* _Problem description_
Copy all entries without alteration and skip the pictures they hold.

* _Records for the exercise_
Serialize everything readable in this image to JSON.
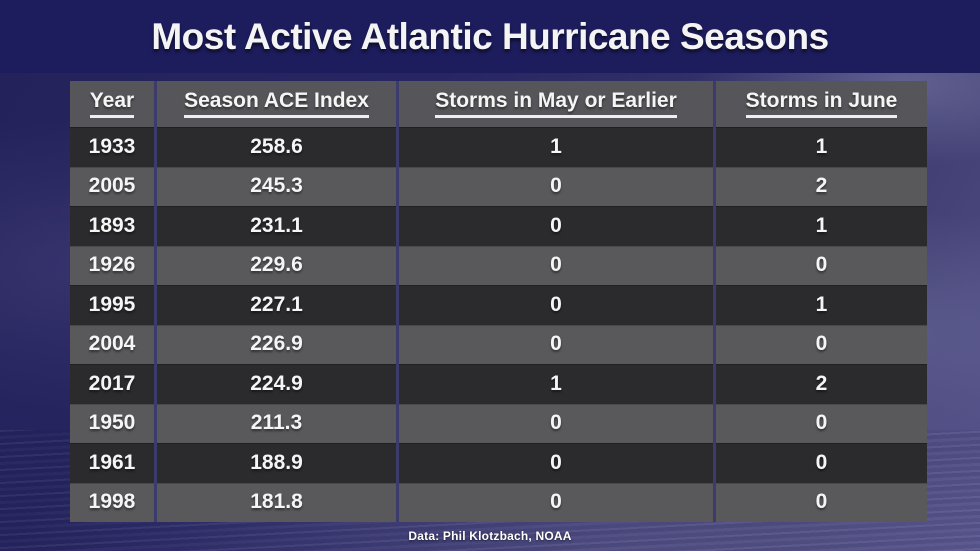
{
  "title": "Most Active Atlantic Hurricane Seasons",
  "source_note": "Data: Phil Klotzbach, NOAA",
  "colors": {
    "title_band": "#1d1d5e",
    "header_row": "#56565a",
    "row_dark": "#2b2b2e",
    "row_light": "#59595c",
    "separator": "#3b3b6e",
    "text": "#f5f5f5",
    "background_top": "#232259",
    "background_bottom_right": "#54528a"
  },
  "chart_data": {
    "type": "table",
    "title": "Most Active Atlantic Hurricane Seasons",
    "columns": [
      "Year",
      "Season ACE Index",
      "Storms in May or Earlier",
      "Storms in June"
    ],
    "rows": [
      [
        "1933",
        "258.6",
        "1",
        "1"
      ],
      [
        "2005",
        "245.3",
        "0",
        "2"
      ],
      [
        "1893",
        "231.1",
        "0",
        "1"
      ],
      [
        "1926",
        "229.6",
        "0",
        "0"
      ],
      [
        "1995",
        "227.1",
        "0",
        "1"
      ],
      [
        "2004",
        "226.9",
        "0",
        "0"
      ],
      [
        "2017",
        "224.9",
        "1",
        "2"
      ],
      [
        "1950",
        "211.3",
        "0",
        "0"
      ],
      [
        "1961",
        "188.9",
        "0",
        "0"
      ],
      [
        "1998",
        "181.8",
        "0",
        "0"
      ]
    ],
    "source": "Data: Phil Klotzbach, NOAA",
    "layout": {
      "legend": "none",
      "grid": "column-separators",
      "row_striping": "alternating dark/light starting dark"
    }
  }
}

* _Response_
Serialize everything readable in this image to JSON.
{
  "title": "Most Active Atlantic Hurricane Seasons",
  "source_note": "Data: Phil Klotzbach, NOAA",
  "colors": {
    "title_band": "#1d1d5e",
    "header_row": "#56565a",
    "row_dark": "#2b2b2e",
    "row_light": "#59595c",
    "separator": "#3b3b6e",
    "text": "#f5f5f5",
    "background_top": "#232259",
    "background_bottom_right": "#54528a"
  },
  "chart_data": {
    "type": "table",
    "title": "Most Active Atlantic Hurricane Seasons",
    "columns": [
      "Year",
      "Season ACE Index",
      "Storms in May or Earlier",
      "Storms in June"
    ],
    "rows": [
      [
        "1933",
        "258.6",
        "1",
        "1"
      ],
      [
        "2005",
        "245.3",
        "0",
        "2"
      ],
      [
        "1893",
        "231.1",
        "0",
        "1"
      ],
      [
        "1926",
        "229.6",
        "0",
        "0"
      ],
      [
        "1995",
        "227.1",
        "0",
        "1"
      ],
      [
        "2004",
        "226.9",
        "0",
        "0"
      ],
      [
        "2017",
        "224.9",
        "1",
        "2"
      ],
      [
        "1950",
        "211.3",
        "0",
        "0"
      ],
      [
        "1961",
        "188.9",
        "0",
        "0"
      ],
      [
        "1998",
        "181.8",
        "0",
        "0"
      ]
    ],
    "source": "Data: Phil Klotzbach, NOAA",
    "layout": {
      "legend": "none",
      "grid": "column-separators",
      "row_striping": "alternating dark/light starting dark"
    }
  }
}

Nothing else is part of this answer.